---- SUPPLIED ENTRIES

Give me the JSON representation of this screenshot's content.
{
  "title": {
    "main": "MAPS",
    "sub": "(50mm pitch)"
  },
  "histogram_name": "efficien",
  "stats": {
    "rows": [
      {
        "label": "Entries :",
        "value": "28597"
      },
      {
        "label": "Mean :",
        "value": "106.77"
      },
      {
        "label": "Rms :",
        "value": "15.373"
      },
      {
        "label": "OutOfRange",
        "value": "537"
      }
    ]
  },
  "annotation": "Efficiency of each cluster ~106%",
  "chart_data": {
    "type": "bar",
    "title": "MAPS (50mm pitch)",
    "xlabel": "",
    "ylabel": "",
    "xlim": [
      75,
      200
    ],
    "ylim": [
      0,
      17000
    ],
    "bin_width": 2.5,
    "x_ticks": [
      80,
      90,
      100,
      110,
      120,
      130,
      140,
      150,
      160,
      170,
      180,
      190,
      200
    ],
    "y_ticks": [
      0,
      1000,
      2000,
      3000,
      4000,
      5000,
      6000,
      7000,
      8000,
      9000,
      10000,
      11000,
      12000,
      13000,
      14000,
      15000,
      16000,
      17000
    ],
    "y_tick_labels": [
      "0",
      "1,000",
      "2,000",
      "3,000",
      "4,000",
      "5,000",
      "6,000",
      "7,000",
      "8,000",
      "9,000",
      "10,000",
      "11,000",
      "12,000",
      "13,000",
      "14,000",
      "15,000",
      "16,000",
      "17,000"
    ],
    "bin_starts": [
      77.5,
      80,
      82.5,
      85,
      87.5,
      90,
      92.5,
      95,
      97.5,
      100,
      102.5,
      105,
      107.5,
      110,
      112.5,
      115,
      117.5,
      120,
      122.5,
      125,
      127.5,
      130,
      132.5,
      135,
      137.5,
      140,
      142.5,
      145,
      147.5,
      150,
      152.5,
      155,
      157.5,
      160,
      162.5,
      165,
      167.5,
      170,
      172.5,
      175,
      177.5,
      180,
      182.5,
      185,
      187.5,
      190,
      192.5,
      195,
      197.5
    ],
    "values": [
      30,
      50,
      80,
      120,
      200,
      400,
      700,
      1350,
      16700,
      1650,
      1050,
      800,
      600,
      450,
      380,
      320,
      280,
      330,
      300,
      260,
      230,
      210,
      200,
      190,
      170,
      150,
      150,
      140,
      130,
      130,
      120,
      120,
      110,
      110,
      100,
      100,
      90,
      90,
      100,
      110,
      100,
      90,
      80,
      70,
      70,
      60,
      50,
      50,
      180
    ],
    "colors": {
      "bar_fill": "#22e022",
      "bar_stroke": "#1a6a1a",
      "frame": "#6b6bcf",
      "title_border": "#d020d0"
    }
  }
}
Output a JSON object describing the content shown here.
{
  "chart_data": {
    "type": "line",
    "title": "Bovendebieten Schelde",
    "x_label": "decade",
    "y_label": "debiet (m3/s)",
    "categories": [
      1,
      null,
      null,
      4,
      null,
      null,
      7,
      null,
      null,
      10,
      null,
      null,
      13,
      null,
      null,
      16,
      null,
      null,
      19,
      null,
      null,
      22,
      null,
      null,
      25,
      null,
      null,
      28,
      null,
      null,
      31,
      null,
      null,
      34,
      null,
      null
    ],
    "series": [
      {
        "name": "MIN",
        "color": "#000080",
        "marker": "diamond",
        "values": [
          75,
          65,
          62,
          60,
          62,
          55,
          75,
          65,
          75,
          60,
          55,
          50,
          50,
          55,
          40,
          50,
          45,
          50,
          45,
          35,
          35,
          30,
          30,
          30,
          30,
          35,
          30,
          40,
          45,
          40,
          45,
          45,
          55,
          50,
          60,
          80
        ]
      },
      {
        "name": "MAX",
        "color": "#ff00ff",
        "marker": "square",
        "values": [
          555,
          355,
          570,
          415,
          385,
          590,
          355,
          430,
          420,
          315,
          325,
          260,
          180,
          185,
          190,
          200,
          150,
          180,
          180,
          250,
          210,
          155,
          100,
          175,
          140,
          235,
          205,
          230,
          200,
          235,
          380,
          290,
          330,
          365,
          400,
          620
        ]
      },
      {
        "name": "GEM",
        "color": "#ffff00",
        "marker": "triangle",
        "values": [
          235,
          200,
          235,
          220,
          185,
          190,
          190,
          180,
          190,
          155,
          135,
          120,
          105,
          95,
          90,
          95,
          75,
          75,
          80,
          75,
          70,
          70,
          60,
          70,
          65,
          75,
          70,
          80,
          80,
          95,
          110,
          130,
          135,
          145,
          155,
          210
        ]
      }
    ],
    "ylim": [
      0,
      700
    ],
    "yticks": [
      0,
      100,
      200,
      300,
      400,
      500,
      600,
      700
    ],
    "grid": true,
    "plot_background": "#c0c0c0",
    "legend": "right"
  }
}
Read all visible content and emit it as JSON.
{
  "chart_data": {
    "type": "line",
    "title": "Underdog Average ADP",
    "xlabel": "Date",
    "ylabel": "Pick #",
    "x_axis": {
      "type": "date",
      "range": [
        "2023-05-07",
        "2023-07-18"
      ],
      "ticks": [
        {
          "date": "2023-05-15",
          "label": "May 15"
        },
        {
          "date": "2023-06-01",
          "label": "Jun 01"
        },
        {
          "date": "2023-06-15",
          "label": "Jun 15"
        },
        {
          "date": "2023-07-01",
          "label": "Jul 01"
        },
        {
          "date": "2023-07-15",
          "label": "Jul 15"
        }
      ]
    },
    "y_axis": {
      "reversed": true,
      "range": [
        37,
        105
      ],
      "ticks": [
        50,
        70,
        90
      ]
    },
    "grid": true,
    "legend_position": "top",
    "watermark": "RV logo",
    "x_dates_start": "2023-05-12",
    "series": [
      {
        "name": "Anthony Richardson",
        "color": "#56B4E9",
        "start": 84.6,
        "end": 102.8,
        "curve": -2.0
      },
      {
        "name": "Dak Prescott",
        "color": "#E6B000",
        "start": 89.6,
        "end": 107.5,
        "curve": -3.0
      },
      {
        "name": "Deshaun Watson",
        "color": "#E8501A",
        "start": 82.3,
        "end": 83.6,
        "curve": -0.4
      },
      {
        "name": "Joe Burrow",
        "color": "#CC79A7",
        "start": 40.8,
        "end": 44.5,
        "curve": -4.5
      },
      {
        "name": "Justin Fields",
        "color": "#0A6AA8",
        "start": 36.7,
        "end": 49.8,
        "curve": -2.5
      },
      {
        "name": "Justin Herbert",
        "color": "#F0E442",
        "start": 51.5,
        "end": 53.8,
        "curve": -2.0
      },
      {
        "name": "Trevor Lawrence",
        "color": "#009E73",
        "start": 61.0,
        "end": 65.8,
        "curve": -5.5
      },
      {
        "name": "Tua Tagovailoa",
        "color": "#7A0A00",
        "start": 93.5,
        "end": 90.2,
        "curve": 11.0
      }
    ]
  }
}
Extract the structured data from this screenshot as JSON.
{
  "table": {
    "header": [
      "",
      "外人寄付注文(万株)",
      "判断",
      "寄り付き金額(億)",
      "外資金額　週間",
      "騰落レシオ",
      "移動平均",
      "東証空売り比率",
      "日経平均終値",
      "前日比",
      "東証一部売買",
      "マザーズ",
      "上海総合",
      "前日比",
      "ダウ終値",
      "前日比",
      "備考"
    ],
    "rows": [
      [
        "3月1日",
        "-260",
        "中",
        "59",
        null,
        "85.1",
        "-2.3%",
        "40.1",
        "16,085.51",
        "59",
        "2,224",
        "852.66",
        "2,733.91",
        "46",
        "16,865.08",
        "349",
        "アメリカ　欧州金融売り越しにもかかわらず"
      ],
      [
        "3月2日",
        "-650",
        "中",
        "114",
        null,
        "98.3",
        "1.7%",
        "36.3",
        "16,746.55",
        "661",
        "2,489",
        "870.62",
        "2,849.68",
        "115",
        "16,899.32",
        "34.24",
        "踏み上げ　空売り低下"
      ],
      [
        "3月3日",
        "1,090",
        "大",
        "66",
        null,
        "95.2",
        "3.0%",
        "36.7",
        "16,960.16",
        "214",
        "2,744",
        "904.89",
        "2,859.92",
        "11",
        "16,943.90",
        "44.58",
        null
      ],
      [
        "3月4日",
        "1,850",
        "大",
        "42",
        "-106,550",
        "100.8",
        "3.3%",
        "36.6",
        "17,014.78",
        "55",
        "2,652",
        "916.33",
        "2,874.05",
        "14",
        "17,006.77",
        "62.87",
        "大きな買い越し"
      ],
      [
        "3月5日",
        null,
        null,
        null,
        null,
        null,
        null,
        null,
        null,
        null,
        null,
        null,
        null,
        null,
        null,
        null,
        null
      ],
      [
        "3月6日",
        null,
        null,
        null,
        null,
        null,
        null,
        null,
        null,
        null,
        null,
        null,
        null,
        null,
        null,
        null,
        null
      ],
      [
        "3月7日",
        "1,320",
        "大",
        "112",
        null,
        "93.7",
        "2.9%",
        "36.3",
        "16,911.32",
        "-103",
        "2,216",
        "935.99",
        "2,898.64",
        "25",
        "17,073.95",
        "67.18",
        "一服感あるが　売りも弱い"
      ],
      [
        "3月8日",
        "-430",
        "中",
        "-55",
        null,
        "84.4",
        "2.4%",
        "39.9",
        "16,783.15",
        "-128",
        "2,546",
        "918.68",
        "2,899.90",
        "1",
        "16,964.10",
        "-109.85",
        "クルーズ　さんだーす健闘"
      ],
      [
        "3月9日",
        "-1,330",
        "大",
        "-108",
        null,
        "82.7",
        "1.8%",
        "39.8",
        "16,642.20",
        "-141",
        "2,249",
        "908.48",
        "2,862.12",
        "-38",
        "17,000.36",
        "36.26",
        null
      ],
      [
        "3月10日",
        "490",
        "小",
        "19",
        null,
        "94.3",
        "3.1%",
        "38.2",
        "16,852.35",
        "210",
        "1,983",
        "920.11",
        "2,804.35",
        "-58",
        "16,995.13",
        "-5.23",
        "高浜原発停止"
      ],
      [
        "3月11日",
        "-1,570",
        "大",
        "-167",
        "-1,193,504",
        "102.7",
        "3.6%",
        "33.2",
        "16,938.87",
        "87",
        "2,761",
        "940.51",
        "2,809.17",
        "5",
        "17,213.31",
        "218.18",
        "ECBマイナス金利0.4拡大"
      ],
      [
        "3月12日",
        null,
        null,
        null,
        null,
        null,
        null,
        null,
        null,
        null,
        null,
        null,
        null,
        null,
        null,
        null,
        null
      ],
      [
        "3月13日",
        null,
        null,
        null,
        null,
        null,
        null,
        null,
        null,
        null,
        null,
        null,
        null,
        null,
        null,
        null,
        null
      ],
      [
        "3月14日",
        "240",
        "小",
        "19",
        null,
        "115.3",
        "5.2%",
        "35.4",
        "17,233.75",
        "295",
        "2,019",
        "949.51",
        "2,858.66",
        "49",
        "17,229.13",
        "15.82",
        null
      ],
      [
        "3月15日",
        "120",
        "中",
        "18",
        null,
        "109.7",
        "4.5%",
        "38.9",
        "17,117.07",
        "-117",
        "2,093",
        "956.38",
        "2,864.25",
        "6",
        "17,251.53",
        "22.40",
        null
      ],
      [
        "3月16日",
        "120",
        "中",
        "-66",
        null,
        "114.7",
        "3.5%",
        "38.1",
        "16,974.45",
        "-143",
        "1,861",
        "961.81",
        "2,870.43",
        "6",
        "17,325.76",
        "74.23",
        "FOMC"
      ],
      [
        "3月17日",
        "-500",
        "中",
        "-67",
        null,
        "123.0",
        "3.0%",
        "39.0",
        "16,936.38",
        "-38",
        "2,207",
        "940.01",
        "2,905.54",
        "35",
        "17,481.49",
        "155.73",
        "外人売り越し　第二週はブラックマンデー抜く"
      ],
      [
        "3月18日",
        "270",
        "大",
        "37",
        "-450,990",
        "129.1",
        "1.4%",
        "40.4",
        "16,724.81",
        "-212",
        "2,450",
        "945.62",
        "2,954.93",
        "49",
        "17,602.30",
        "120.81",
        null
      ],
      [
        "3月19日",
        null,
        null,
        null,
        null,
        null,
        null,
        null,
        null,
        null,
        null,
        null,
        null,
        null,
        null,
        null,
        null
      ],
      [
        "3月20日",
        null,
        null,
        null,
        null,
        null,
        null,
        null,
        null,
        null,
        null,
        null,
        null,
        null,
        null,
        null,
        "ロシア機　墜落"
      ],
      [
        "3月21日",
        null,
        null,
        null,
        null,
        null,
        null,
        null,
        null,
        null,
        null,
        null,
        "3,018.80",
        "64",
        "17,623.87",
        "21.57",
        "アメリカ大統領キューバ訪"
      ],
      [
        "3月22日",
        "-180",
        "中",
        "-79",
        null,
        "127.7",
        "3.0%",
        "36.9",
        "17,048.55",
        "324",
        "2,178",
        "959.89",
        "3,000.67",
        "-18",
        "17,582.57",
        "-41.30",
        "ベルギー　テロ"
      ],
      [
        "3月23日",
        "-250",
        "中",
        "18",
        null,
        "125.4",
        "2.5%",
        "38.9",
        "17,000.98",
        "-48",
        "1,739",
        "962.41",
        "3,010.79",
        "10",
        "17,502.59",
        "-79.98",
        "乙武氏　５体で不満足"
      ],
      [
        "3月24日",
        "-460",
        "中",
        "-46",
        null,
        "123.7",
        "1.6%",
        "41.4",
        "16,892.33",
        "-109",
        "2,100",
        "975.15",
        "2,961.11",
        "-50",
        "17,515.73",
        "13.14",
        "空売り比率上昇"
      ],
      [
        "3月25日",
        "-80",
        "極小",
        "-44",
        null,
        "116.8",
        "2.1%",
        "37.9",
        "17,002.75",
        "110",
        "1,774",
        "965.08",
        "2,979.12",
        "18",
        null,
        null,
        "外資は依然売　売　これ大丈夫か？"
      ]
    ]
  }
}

--------

● TASK STATEMENT
Gather each line of the records holding the string "marker".

● RIGHT ANSWER
        "marker": "diamond",
        "marker": "square",
        "marker": "triangle",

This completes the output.